- Goal
Nothing in the records may be left out or altered; reproduce them all exactly.

- Materials provided

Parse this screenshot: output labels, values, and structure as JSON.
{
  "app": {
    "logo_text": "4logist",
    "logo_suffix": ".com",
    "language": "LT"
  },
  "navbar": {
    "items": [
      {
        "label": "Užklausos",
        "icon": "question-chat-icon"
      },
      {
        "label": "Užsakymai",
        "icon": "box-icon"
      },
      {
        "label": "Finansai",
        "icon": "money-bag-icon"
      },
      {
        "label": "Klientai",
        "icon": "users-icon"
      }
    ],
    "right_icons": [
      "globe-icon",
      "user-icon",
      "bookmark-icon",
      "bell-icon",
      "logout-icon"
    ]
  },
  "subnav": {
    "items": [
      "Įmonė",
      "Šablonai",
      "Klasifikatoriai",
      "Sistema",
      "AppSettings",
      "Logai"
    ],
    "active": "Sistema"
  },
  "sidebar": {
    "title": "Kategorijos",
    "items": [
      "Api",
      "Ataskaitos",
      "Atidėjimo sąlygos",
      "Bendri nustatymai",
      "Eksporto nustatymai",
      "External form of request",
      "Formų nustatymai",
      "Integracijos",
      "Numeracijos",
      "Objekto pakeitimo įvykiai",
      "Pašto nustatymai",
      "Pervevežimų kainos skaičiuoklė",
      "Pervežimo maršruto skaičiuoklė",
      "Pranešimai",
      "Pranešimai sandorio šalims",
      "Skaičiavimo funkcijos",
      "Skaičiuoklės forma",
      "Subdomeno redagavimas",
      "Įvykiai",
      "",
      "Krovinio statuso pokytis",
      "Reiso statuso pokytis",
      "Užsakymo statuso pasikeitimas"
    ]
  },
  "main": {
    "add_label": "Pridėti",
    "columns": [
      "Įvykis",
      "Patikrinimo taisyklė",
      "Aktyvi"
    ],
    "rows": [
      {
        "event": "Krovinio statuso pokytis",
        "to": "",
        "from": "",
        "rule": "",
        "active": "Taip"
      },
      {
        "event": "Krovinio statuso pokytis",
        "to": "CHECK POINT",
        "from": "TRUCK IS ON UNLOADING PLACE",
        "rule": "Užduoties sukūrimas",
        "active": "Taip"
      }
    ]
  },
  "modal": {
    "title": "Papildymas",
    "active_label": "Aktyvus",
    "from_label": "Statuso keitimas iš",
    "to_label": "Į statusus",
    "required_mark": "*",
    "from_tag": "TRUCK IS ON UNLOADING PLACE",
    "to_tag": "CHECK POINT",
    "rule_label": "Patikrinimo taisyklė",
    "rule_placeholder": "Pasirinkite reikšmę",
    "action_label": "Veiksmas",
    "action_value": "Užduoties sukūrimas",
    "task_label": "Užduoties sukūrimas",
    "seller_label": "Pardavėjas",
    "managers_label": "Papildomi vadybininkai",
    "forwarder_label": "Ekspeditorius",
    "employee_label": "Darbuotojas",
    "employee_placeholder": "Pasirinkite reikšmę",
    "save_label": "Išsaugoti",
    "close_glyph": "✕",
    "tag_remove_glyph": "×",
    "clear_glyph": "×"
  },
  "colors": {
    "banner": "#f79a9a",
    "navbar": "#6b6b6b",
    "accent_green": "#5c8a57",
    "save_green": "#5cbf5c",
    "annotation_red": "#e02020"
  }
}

- Task output
Parse this screenshot: output labels, values, and structure as JSON.
{
  "app": {
    "logo_text": "4logist",
    "logo_suffix": ".com",
    "language": "LT"
  },
  "navbar": {
    "items": [
      {
        "label": "Užklausos",
        "icon": "question-chat-icon"
      },
      {
        "label": "Užsakymai",
        "icon": "box-icon"
      },
      {
        "label": "Finansai",
        "icon": "money-bag-icon"
      },
      {
        "label": "Klientai",
        "icon": "users-icon"
      }
    ],
    "right_icons": [
      "globe-icon",
      "user-icon",
      "bookmark-icon",
      "bell-icon",
      "logout-icon"
    ]
  },
  "subnav": {
    "items": [
      "Įmonė",
      "Šablonai",
      "Klasifikatoriai",
      "Sistema",
      "AppSettings",
      "Logai"
    ],
    "active": "Sistema"
  },
  "sidebar": {
    "title": "Kategorijos",
    "items": [
      "Api",
      "Ataskaitos",
      "Atidėjimo sąlygos",
      "Bendri nustatymai",
      "Eksporto nustatymai",
      "External form of request",
      "Formų nustatymai",
      "Integracijos",
      "Numeracijos",
      "Objekto pakeitimo įvykiai",
      "Pašto nustatymai",
      "Pervevežimų kainos skaičiuoklė",
      "Pervežimo maršruto skaičiuoklė",
      "Pranešimai",
      "Pranešimai sandorio šalims",
      "Skaičiavimo funkcijos",
      "Skaičiuoklės forma",
      "Subdomeno redagavimas",
      "Įvykiai",
      "",
      "Krovinio statuso pokytis",
      "Reiso statuso pokytis",
      "Užsakymo statuso pasikeitimas"
    ]
  },
  "main": {
    "add_label": "Pridėti",
    "columns": [
      "Įvykis",
      "Patikrinimo taisyklė",
      "Aktyvi"
    ],
    "rows": [
      {
        "event": "Krovinio statuso pokytis",
        "to": "",
        "from": "",
        "rule": "",
        "active": "Taip"
      },
      {
        "event": "Krovinio statuso pokytis",
        "to": "CHECK POINT",
        "from": "TRUCK IS ON UNLOADING PLACE",
        "rule": "Užduoties sukūrimas",
        "active": "Taip"
      }
    ]
  },
  "modal": {
    "title": "Papildymas",
    "active_label": "Aktyvus",
    "from_label": "Statuso keitimas iš",
    "to_label": "Į statusus",
    "required_mark": "*",
    "from_tag": "TRUCK IS ON UNLOADING PLACE",
    "to_tag": "CHECK POINT",
    "rule_label": "Patikrinimo taisyklė",
    "rule_placeholder": "Pasirinkite reikšmę",
    "action_label": "Veiksmas",
    "action_value": "Užduoties sukūrimas",
    "task_label": "Užduoties sukūrimas",
    "seller_label": "Pardavėjas",
    "managers_label": "Papildomi vadybininkai",
    "forwarder_label": "Ekspeditorius",
    "employee_label": "Darbuotojas",
    "employee_placeholder": "Pasirinkite reikšmę",
    "save_label": "Išsaugoti",
    "close_glyph": "✕",
    "tag_remove_glyph": "×",
    "clear_glyph": "×"
  },
  "colors": {
    "banner": "#f79a9a",
    "navbar": "#6b6b6b",
    "accent_green": "#5c8a57",
    "save_green": "#5cbf5c",
    "annotation_red": "#e02020"
  }
}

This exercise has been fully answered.